- **EXERCISE OBJECTIVE**: Every line of the data that contains the string "Transmission" must be copied.

- **DATA PROVIDED**:
________________

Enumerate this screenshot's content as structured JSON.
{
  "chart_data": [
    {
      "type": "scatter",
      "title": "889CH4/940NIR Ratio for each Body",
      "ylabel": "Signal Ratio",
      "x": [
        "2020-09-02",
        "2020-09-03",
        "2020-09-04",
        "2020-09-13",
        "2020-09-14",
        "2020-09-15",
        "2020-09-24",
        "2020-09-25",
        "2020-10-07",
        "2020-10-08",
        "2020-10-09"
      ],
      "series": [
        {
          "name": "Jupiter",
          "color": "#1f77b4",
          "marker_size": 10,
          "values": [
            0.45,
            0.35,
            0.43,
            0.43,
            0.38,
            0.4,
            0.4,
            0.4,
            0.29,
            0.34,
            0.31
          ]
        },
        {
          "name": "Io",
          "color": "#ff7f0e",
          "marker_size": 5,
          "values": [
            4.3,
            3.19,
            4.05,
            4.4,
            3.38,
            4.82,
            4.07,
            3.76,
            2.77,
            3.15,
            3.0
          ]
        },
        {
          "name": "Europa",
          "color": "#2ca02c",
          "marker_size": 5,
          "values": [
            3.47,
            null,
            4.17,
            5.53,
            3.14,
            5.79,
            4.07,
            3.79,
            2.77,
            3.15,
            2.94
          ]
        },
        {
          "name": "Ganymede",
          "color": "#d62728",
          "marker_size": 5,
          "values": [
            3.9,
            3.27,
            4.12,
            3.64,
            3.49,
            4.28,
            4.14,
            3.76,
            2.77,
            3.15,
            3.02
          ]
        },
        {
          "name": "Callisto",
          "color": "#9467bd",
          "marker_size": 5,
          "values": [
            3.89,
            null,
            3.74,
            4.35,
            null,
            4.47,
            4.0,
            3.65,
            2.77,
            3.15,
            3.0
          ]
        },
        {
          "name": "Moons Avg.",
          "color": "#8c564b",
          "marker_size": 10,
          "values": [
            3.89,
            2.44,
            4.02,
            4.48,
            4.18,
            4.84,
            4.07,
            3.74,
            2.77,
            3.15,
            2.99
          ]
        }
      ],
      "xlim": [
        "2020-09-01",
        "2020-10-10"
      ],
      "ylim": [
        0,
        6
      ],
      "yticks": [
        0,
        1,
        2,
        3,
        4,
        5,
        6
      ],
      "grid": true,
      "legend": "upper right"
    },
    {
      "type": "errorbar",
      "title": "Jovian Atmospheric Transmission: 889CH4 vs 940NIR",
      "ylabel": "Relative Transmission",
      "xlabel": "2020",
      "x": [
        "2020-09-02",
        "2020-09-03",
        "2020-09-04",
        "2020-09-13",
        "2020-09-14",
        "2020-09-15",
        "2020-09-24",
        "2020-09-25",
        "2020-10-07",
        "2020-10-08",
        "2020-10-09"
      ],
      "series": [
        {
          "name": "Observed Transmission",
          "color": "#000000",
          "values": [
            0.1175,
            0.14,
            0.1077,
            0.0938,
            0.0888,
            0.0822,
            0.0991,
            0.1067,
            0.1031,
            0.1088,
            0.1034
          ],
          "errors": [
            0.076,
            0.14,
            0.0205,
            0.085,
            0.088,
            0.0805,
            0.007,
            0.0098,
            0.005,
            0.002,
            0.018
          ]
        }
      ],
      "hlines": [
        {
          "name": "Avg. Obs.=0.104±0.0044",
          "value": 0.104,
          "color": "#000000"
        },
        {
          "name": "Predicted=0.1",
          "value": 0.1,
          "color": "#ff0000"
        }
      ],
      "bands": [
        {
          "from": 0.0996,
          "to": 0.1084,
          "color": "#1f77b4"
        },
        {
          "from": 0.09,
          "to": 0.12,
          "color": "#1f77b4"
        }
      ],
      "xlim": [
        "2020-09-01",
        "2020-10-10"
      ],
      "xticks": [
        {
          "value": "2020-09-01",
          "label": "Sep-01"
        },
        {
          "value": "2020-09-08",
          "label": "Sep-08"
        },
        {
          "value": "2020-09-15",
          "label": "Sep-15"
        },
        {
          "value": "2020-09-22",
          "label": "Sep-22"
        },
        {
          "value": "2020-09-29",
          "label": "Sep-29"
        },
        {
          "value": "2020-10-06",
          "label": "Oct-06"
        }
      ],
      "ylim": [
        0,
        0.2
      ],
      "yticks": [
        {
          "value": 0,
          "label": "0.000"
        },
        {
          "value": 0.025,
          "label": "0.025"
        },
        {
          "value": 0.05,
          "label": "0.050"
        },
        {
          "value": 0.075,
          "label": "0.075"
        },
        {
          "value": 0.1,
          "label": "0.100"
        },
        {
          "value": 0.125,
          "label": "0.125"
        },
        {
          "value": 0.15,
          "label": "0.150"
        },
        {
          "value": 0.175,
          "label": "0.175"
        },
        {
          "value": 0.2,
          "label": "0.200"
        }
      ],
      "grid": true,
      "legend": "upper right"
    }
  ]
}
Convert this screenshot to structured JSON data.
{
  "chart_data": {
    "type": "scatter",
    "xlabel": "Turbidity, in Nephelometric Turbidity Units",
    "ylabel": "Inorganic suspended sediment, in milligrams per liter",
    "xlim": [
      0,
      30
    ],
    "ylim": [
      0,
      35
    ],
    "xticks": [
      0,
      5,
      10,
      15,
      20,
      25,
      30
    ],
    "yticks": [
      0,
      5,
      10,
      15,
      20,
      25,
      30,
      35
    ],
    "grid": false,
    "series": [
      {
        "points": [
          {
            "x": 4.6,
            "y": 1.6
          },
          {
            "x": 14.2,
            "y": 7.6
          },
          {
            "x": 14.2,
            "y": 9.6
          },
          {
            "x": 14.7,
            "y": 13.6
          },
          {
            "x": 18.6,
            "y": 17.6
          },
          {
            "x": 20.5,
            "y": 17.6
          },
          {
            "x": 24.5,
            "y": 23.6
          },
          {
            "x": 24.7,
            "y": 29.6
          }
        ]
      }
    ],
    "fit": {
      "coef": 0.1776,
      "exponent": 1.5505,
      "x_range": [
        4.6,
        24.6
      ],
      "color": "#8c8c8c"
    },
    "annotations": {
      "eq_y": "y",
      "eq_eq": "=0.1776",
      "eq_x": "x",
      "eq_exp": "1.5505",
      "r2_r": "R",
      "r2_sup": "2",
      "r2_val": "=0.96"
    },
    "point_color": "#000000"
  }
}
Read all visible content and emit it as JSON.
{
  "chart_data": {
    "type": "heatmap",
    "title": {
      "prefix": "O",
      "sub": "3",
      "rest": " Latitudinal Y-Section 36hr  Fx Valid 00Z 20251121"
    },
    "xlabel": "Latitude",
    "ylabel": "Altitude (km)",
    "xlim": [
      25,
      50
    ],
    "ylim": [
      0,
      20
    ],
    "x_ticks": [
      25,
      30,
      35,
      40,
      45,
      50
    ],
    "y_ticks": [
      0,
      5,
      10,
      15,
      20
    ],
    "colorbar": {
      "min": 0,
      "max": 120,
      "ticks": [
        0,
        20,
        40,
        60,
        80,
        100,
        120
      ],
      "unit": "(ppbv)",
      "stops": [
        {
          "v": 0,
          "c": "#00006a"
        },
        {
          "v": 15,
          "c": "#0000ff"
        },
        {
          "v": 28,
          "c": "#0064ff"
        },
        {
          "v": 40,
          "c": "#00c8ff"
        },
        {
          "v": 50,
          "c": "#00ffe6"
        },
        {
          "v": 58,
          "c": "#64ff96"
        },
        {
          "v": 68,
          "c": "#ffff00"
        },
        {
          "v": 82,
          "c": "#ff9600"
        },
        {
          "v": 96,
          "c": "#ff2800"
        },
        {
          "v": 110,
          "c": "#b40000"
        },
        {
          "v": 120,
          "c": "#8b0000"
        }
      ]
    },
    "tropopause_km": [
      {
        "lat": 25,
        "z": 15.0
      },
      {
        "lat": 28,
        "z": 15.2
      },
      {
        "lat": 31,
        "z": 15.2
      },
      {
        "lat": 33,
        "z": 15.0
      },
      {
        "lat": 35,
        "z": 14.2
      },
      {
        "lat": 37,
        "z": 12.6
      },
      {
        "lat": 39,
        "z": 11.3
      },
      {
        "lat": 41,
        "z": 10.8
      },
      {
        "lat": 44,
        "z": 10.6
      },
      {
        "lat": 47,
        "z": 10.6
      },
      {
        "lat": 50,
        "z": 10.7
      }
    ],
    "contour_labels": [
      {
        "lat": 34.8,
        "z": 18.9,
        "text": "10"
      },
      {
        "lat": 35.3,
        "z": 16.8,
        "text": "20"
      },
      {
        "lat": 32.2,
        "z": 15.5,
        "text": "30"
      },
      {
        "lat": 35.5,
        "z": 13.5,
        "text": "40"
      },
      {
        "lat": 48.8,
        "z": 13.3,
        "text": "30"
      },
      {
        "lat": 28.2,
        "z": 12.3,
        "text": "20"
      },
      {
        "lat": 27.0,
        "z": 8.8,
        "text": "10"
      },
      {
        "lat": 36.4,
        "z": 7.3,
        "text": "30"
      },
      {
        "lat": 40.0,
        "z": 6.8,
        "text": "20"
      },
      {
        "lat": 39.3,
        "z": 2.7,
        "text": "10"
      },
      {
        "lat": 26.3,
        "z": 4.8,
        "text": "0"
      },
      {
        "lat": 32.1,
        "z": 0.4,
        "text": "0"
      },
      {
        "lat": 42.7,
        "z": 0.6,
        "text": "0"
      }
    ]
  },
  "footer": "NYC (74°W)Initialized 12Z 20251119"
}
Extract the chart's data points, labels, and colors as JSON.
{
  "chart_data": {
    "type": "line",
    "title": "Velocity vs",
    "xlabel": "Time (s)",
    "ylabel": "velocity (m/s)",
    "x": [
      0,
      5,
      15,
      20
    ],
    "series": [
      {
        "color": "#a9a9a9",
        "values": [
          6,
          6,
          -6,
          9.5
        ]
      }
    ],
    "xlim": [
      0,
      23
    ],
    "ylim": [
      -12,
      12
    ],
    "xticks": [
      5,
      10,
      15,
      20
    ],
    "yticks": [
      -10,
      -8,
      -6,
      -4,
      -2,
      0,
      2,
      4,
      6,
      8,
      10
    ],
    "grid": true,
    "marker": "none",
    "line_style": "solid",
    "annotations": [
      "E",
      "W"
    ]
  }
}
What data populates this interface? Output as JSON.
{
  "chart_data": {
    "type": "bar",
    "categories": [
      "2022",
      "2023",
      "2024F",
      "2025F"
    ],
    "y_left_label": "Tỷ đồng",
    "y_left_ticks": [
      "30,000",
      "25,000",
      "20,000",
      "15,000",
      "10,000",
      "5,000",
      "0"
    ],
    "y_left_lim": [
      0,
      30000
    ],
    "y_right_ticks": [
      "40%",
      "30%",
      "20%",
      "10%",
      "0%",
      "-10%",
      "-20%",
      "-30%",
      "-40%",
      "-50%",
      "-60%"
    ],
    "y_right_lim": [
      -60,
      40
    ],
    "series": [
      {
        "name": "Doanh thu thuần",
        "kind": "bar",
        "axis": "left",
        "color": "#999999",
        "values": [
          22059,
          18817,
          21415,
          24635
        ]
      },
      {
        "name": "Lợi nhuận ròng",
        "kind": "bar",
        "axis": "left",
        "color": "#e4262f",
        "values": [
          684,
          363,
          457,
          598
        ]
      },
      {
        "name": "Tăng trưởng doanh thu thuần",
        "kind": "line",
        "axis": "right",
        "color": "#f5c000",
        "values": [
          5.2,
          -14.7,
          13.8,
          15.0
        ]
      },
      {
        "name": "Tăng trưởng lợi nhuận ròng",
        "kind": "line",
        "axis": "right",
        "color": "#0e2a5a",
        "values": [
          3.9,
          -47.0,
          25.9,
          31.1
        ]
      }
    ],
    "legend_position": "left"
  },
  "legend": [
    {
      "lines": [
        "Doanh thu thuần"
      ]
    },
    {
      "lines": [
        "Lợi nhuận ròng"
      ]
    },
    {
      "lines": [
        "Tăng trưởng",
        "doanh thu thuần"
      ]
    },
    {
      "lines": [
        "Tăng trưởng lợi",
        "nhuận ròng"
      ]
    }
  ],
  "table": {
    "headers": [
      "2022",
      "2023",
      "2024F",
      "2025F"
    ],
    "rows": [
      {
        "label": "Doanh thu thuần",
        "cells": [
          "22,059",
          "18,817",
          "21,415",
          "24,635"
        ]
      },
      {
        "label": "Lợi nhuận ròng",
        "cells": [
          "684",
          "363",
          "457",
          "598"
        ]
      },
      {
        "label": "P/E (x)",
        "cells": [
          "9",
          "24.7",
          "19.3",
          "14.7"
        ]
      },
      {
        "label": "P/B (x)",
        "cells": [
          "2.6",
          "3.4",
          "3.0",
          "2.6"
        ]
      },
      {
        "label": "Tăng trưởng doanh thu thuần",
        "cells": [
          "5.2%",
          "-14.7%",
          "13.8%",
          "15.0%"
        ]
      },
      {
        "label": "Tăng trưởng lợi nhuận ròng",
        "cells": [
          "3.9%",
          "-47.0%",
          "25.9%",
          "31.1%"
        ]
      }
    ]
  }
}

________________

- **CORRECT OUTPUT**:
      "title": "Jovian Atmospheric Transmission: 889CH4 vs 940NIR",
      "ylabel": "Relative Transmission",
          "name": "Observed Transmission",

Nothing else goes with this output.